__PROMPT__
Output the material below in its entirety, exactly as given.

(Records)
·····

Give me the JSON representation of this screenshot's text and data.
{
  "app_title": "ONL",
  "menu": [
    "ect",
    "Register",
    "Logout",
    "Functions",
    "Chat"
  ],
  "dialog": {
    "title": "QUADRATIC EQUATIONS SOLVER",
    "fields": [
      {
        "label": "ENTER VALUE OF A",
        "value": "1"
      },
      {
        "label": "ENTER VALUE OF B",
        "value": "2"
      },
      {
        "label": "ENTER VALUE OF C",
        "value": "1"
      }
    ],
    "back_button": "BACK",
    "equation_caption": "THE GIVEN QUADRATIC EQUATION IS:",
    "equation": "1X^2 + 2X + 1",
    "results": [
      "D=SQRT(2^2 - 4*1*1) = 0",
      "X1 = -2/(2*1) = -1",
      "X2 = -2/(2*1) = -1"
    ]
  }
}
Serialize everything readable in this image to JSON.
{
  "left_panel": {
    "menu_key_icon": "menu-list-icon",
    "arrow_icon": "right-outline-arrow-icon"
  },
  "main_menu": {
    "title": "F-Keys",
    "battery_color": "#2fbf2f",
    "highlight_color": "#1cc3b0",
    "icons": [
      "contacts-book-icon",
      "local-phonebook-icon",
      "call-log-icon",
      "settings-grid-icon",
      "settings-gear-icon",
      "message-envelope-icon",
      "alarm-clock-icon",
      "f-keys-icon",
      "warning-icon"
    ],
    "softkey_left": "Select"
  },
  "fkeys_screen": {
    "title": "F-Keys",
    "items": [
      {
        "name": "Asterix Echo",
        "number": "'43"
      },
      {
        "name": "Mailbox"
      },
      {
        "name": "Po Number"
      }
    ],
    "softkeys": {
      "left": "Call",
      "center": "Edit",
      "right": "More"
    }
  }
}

·····

__SOLUTION FOR THIS PROBLEM__
Give me the JSON representation of this screenshot's text and data.
{
  "app_title": "ONL",
  "menu": [
    "ect",
    "Register",
    "Logout",
    "Functions",
    "Chat"
  ],
  "dialog": {
    "title": "QUADRATIC EQUATIONS SOLVER",
    "fields": [
      {
        "label": "ENTER VALUE OF A",
        "value": "1"
      },
      {
        "label": "ENTER VALUE OF B",
        "value": "2"
      },
      {
        "label": "ENTER VALUE OF C",
        "value": "1"
      }
    ],
    "back_button": "BACK",
    "equation_caption": "THE GIVEN QUADRATIC EQUATION IS:",
    "equation": "1X^2 + 2X + 1",
    "results": [
      "D=SQRT(2^2 - 4*1*1) = 0",
      "X1 = -2/(2*1) = -1",
      "X2 = -2/(2*1) = -1"
    ]
  }
}
Serialize everything readable in this image to JSON.
{
  "left_panel": {
    "menu_key_icon": "menu-list-icon",
    "arrow_icon": "right-outline-arrow-icon"
  },
  "main_menu": {
    "title": "F-Keys",
    "battery_color": "#2fbf2f",
    "highlight_color": "#1cc3b0",
    "icons": [
      "contacts-book-icon",
      "local-phonebook-icon",
      "call-log-icon",
      "settings-grid-icon",
      "settings-gear-icon",
      "message-envelope-icon",
      "alarm-clock-icon",
      "f-keys-icon",
      "warning-icon"
    ],
    "softkey_left": "Select"
  },
  "fkeys_screen": {
    "title": "F-Keys",
    "items": [
      {
        "name": "Asterix Echo",
        "number": "'43"
      },
      {
        "name": "Mailbox"
      },
      {
        "name": "Po Number"
      }
    ],
    "softkeys": {
      "left": "Call",
      "center": "Edit",
      "right": "More"
    }
  }
}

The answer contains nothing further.